WomanStanleyWoman2 · 18/06/2022 14:40

EarringsandLipstick · 18/06/2022 14:19

iWhy do you think she hasn’t read the thread?

Because of what she wrote? That OP owed the money & that she should pay, with no reference to the fact that OP explained what the €3 was for (one general pot, to which she contributed in other ways) & that this teacher is likely intentionally being unfair to DS.

And she was repeating the same points as have been made already on the thread.

So essentially what you mean is, this poster didn’t agree with you - and the only way you can explain that is by assuming she hasn’t read the whole thread.

PaddingtonBearStareAgain · 18/06/2022 14:57

WomanStanleyWoman2 · 18/06/2022 14:40

So essentially what you mean is, this poster didn’t agree with you - and the only way you can explain that is by assuming she hasn’t read the whole thread.

Seems to be a lot of this going on lately

EarringsandLipstick · 18/06/2022 15:04

So essentially what you mean is, this poster didn’t agree with you - and the only way you can explain that is by assuming she hasn’t read the whole thread.

Er, no? What a strange response 😳

I'm not going to keep repeating myself. The poster ignored OP's explanations (not mine) and repeated points that have been made many times previously in the thread, and addressed by OP

Hope that's clearer for you.

EarringsandLipstick · 18/06/2022 15:05

Seems to be a lot of this going on lately

Well it wasn't going on with me 🤷🏻‍♀️

Appears the PP didn't read my post clearly & jumped to an incorrect conclusion

ArmWrestlingWithChasNDave · 18/06/2022 15:37

Seems to be a lot of this going on lately

Yep. Anyway, OP, you're completely right. He should take the supersoaker to the party.

paulajon · 18/06/2022 15:46

The bit that really amused me was when the adult TA, who'd made the original mistake, had the gall to suggest that your 8-year-old should be 'more careful'.

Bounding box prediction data
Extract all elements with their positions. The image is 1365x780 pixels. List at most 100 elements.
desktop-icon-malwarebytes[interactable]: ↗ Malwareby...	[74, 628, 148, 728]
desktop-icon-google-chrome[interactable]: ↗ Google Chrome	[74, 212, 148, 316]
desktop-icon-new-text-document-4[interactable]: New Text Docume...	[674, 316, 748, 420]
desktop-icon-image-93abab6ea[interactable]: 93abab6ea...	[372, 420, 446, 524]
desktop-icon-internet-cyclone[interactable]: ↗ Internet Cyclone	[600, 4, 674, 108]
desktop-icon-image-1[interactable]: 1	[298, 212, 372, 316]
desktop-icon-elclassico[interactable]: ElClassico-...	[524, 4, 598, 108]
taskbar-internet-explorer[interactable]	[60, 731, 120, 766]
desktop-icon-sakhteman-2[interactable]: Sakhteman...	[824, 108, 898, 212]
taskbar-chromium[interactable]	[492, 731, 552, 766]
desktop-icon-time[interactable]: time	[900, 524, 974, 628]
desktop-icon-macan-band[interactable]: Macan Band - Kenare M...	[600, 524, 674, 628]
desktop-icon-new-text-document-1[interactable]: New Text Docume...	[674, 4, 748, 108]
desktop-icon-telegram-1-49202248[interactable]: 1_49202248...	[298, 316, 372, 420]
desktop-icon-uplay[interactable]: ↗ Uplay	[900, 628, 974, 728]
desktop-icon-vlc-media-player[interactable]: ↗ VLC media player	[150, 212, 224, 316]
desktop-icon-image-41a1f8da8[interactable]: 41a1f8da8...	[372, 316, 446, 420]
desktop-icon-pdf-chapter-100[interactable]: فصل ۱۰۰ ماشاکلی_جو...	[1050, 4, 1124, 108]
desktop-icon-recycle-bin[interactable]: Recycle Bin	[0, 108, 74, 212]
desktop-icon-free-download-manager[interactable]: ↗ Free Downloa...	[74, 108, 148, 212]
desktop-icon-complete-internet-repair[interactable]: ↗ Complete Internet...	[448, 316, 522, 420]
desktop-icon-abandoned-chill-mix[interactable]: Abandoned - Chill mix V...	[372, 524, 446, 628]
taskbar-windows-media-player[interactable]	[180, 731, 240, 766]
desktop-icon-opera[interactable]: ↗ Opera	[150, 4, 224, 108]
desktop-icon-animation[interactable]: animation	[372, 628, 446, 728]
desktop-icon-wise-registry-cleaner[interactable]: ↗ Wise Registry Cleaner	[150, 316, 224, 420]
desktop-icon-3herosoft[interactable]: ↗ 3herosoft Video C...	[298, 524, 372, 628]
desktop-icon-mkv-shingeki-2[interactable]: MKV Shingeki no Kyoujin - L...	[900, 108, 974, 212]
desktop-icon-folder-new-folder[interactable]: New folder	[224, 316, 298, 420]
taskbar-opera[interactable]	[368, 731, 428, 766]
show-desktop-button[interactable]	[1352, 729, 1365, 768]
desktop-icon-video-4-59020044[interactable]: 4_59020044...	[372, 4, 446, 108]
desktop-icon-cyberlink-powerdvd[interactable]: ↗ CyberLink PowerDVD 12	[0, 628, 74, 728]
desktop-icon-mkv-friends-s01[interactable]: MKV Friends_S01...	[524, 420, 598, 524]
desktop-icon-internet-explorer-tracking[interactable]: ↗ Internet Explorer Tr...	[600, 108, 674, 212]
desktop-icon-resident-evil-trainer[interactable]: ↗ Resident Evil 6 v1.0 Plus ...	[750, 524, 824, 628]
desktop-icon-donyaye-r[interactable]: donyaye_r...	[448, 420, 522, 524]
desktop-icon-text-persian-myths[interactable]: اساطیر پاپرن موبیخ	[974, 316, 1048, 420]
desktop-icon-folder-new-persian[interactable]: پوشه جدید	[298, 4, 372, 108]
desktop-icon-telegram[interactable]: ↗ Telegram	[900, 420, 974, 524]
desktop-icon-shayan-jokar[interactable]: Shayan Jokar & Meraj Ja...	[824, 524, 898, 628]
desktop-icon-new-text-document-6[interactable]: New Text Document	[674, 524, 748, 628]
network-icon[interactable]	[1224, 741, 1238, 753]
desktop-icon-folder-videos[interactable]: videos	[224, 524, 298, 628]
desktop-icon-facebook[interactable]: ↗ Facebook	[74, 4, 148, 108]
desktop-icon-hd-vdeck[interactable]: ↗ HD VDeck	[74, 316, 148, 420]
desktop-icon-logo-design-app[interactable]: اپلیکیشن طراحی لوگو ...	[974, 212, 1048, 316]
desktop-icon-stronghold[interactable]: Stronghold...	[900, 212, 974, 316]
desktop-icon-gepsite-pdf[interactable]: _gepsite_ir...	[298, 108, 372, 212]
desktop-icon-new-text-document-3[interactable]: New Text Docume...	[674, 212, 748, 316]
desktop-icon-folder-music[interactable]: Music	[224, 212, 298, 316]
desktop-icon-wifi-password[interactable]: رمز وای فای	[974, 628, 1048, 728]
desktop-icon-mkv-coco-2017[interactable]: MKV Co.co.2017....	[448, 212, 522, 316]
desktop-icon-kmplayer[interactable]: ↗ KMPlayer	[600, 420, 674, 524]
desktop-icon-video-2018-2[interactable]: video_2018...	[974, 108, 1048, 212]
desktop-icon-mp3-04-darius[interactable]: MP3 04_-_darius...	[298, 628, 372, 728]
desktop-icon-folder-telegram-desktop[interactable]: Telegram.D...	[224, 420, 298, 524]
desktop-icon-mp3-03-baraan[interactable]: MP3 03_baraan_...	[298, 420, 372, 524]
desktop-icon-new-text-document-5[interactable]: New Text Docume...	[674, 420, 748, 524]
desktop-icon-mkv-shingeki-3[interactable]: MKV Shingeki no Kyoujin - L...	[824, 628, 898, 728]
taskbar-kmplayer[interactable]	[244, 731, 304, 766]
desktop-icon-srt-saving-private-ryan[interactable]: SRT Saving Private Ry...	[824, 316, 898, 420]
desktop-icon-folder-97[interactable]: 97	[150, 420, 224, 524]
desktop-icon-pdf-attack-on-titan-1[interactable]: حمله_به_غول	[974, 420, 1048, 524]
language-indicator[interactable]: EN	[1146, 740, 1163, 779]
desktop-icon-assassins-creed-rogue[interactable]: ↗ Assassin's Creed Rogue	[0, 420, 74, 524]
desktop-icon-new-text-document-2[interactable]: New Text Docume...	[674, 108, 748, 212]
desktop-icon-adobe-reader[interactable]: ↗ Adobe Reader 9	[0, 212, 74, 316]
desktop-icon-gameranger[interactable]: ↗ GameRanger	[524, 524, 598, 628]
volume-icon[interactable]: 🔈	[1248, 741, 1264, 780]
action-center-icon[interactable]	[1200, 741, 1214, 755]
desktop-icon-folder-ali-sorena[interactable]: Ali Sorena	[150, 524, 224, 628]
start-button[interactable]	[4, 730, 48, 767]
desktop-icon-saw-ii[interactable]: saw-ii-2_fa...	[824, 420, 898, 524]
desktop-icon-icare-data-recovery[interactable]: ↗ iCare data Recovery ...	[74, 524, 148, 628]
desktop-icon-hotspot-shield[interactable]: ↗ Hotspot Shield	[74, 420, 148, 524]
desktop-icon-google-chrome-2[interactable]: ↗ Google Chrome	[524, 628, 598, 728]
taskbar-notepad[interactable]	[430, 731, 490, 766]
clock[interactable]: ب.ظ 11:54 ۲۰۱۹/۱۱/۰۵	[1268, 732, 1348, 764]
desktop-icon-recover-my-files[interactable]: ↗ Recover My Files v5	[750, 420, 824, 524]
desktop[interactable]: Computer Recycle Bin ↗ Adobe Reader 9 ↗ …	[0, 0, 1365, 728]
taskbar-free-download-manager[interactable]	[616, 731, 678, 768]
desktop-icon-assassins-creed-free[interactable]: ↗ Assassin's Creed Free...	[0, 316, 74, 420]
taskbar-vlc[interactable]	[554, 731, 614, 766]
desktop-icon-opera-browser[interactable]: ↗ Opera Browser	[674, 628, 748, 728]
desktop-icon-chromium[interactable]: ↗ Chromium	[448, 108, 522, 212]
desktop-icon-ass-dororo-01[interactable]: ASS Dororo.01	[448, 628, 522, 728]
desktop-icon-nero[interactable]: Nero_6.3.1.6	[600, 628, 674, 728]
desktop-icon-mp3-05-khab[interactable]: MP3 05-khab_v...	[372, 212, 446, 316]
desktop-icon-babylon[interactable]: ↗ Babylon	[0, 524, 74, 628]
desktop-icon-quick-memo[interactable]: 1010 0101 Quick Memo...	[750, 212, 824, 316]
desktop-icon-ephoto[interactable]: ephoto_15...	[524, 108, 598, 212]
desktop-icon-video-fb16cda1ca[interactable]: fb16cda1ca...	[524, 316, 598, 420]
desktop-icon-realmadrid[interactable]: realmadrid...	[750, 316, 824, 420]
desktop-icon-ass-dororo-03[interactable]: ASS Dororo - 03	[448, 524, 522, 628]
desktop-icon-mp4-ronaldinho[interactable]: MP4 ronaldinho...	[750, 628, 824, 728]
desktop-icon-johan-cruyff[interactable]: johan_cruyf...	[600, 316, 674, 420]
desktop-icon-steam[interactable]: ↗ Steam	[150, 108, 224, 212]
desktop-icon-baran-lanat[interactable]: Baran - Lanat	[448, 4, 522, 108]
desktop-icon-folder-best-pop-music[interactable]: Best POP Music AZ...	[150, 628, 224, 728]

WORK REQUIRED:
Repeat the forum thread excerpt above word for word, starting at "EarringsandLipstick · 18/06/2022 14:19" and ending at "unfair to DS.".

WRITTEN SOLUTION:
EarringsandLipstick · 18/06/2022 14:19

iWhy do you think she hasn’t read the thread?

Because of what she wrote? That OP owed the money & that she should pay, with no reference to the fact that OP explained what the €3 was for (one general pot, to which she contributed in other ways) & that this teacher is likely intentionally being unfair to DS.